• Opdrachtdoel
Geef per stelling aan of die klopt met de tekst over de belastingzaak: 1. De aanslag betrof vennootschapsbelasting over het jaar 2017. 2. De rechtbank behandelde de zaak op 17 januari 2024. 3. De proceskosten van belanghebbende zijn vastgesteld op € 2.370. Antwoord telkens met ja of nee en citeer de woorden die de doorslag geven letterlijk.

ECLI:NL:RBGEL:2024:191

Rechtbank Gelderland

Datum uitspraak
17 januari 2024
Publicatiedatum
16 januari 2024
Zaaknummer
ARN 22_3807
Instantie
Rechtbank Gelderland
Type
Uitspraak
Procedures
  • Eerste aanleg - meervoudig
Vindplaatsen
  • Rechtspraak.nl
AI samenvatting door LexboostAutomatisch gegenereerd

Onzakelijke hoofdelijke verbintenis en vennootschapsbelasting: beoordeling van afwaardering van regresvordering

In deze uitspraak van de Rechtbank Gelderland, gedateerd 17 januari 2024, wordt het beroep van belanghebbende tegen een aanslag vennootschapsbelasting (Vpb) voor het jaar 2017 beoordeeld. De inspecteur had een aanslag opgelegd naar een belastbaar bedrag van € 1.392.502, inclusief belastingrente van € 40.151. Belanghebbende had bezwaar gemaakt tegen deze aanslag, maar de inspecteur verklaarde het bezwaar ongegrond. De rechtbank behandelt de zaak op 18 september 2023, waarbij belanghebbende werd vertegenwoordigd door haar gemachtigde en de directeur, terwijl de inspecteur werd vertegenwoordigd door verschillende medewerkers.

De rechtbank onderzoekt de feiten rondom een onzakelijke hoofdelijke verbintenis die belanghebbende in 2006 en 2007 aanging voor een schuld van haar dochtervennootschap. De rechtbank concludeert dat de vordering van belanghebbende niet kan worden afgewaardeerd, omdat deze hoofdelijke verbintenis onzakelijk was. De rechtbank stelt vast dat de afwaardering van de vordering van € 1.807.395 tot € 760.000 niet terecht was gecorrigeerd door de inspecteur. De rechtbank komt tot de conclusie dat de aanslag Vpb moet worden verminderd tot een belastbaar bedrag van € 1.382.502, en dat de belastingrentebeschikking dienovereenkomstig moet worden aangepast. Tevens wordt de inspecteur veroordeeld in de proceskosten van belanghebbende, vastgesteld op € 2.370.

De uitspraak benadrukt het belang van zakelijk handelen bij vennootschapsbelasting en de gevolgen van onzakelijke verbintenissen voor de fiscale positie van een onderneming. De rechtbank oordeelt dat de inspecteur de afwaardering van de regresvordering niet had mogen weigeren, maar dat een deel van de vordering wel kan worden afgewaardeerd op basis van het voorzichtigheidsbeginsel. De uitspraak biedt inzicht in de beoordeling van onzakelijke hoofdelijke verbintenissen en de fiscale gevolgen daarvan.

• Verstrekte gegevens
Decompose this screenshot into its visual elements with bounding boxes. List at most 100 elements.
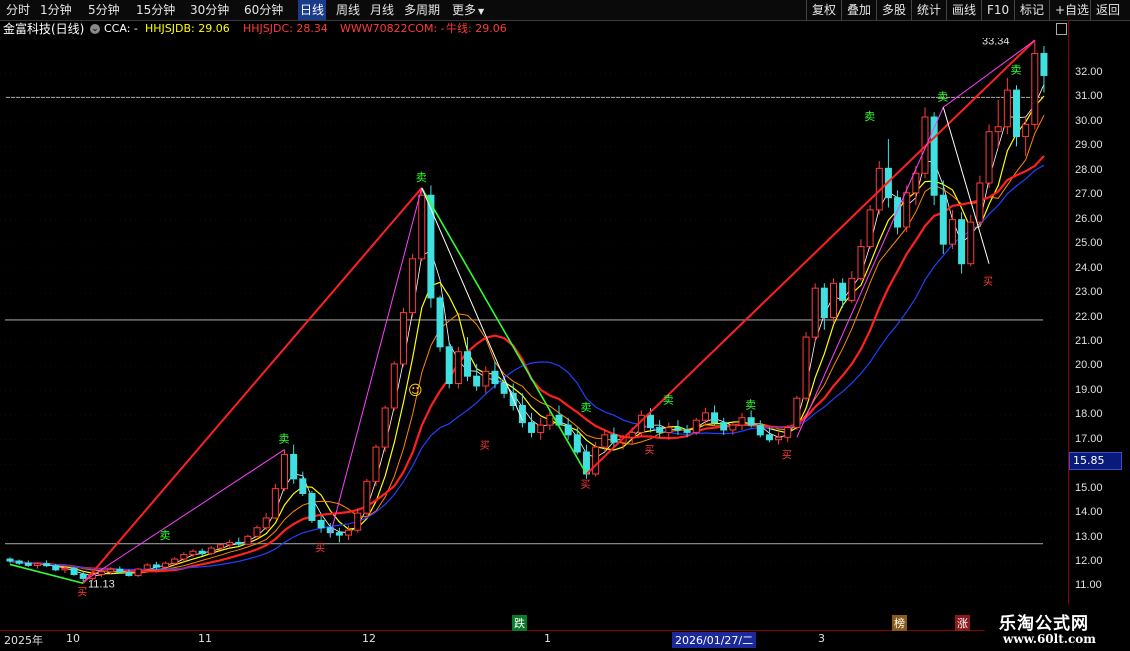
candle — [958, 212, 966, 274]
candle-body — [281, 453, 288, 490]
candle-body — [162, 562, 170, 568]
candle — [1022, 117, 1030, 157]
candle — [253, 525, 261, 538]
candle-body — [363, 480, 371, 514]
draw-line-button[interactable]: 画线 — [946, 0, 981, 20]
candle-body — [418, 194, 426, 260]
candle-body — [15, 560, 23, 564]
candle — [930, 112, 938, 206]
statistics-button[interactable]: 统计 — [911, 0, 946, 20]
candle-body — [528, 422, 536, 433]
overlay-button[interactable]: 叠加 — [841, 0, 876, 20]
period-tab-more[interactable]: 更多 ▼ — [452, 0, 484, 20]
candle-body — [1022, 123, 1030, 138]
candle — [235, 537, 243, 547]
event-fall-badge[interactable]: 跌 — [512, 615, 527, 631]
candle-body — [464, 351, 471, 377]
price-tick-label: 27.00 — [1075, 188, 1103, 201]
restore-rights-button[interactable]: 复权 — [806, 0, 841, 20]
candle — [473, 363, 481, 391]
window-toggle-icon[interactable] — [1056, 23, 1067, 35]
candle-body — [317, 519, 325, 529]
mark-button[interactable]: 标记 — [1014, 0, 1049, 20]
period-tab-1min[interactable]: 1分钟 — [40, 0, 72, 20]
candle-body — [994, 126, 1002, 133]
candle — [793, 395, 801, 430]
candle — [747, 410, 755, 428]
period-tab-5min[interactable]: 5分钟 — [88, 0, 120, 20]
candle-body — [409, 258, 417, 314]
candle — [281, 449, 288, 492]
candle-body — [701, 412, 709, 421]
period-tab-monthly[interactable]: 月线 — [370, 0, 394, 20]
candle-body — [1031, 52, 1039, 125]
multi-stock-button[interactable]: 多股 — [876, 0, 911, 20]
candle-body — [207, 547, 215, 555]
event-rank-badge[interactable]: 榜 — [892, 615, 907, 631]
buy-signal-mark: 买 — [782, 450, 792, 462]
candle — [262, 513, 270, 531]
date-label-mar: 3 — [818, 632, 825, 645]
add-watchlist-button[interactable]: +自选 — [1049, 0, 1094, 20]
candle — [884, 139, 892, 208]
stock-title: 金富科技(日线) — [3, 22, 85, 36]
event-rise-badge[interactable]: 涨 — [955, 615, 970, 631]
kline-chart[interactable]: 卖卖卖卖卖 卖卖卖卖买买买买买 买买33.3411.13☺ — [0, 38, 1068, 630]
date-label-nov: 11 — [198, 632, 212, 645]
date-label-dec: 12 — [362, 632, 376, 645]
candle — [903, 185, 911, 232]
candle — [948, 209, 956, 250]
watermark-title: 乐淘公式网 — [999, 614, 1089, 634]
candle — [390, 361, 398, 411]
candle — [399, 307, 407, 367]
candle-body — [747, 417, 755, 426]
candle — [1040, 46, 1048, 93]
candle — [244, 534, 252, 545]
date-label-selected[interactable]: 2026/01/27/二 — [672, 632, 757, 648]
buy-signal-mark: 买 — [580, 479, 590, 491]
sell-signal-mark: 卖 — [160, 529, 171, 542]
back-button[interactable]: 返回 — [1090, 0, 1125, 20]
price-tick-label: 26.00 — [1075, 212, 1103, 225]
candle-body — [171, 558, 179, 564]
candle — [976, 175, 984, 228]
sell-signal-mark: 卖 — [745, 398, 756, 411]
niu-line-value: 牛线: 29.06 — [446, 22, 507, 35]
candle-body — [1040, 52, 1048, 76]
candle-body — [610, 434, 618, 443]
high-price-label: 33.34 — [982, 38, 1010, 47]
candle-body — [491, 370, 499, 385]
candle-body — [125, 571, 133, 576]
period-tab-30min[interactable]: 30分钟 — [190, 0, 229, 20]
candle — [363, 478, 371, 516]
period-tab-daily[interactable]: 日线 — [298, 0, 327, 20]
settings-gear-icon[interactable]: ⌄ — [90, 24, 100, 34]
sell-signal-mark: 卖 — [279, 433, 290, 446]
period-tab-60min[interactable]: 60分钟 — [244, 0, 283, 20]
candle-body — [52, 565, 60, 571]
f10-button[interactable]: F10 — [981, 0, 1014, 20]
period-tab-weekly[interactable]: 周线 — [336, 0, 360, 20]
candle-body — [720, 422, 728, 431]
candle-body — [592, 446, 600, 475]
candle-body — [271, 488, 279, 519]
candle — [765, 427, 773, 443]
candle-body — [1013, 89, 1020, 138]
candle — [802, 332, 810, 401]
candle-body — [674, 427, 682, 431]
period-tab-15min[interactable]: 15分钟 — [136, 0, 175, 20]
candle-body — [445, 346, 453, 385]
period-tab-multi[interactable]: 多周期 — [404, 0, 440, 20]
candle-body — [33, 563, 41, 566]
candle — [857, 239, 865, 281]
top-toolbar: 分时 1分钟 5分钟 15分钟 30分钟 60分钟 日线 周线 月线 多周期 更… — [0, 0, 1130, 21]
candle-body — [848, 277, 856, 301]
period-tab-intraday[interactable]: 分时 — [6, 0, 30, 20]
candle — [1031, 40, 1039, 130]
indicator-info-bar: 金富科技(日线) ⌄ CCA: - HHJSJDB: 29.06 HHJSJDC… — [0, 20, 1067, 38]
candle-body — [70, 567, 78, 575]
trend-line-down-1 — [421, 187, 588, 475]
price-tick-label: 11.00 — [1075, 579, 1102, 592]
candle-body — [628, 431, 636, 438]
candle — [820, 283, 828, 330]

• Uitwerking
1. Ja: "een aanslag vennootschapsbelasting (Vpb) voor het jaar 2017"
2. Nee: "De rechtbank behandelt de zaak op 18 september 2023"
3. Ja: "vastgesteld op € 2.370"